## Work to be completed
Copy every line of the records below where the word "series" occurs.

### Records for this exercise ###

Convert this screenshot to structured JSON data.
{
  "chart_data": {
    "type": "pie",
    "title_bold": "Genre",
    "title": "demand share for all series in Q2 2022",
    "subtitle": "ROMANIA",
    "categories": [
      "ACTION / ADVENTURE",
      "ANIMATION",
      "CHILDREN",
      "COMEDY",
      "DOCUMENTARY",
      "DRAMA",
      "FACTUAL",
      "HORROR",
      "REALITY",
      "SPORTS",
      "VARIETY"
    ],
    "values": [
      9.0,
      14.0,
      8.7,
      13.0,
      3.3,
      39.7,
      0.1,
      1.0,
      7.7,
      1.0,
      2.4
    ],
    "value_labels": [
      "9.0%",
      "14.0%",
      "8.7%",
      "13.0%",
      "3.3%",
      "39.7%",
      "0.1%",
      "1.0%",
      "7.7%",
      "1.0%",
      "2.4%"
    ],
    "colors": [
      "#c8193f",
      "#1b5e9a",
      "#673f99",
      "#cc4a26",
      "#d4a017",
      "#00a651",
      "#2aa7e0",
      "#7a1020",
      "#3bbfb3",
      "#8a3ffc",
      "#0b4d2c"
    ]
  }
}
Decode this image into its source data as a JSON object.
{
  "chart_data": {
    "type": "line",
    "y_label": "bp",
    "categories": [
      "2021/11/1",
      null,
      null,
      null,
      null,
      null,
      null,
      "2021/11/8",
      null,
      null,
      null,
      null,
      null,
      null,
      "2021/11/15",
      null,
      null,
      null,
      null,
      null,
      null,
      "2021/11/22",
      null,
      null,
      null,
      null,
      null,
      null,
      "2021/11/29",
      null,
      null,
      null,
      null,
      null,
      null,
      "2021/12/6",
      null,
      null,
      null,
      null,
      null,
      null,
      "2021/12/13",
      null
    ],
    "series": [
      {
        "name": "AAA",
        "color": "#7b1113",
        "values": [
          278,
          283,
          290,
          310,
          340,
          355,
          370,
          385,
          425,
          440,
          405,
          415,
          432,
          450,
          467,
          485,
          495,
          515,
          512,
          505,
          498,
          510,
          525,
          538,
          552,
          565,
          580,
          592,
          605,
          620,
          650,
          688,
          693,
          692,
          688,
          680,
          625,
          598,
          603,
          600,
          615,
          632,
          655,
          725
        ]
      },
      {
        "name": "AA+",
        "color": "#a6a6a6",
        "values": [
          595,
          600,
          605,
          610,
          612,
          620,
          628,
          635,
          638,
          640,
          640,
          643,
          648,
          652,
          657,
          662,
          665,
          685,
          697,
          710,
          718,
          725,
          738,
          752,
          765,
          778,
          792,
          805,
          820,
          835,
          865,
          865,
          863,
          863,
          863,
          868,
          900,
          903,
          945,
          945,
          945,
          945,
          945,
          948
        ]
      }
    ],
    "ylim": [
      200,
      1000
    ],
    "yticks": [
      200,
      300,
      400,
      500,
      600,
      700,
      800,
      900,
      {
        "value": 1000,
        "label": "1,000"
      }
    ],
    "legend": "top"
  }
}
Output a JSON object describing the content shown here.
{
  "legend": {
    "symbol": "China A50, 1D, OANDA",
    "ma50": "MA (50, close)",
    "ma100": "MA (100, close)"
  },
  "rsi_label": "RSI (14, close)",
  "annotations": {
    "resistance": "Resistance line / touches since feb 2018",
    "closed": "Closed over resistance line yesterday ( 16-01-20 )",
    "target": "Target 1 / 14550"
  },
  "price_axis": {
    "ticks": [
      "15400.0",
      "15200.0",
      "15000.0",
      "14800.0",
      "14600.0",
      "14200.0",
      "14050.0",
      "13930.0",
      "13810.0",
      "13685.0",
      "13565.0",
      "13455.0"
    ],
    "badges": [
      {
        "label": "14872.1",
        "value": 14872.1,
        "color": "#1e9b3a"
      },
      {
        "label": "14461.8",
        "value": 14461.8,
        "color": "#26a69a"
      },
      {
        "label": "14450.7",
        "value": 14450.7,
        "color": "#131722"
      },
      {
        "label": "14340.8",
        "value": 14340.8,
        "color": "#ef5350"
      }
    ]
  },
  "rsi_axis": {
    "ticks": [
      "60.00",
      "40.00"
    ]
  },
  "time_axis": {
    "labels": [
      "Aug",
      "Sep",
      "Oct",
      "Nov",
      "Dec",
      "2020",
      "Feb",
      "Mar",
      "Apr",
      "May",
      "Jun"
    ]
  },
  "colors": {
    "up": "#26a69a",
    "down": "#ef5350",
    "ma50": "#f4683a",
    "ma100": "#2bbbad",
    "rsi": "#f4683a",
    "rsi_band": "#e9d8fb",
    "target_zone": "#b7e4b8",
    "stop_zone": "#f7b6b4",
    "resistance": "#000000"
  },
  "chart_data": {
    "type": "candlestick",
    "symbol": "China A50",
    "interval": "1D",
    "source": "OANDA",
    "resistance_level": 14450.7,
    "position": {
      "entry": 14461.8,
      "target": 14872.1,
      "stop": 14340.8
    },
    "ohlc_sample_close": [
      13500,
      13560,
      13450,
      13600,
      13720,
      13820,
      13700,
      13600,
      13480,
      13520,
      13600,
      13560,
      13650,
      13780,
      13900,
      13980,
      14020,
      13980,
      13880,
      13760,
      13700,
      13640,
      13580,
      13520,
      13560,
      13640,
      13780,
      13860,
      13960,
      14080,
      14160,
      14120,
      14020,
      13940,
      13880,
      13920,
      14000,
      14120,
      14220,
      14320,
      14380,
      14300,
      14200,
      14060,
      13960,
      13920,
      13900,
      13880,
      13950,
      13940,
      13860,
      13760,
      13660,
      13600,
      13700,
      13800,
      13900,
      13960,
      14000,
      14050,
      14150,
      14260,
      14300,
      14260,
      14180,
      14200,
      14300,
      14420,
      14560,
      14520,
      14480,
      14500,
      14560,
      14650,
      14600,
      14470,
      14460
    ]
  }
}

###

## Task answer
    "title": "demand share for all series in Q2 2022",
    "series": [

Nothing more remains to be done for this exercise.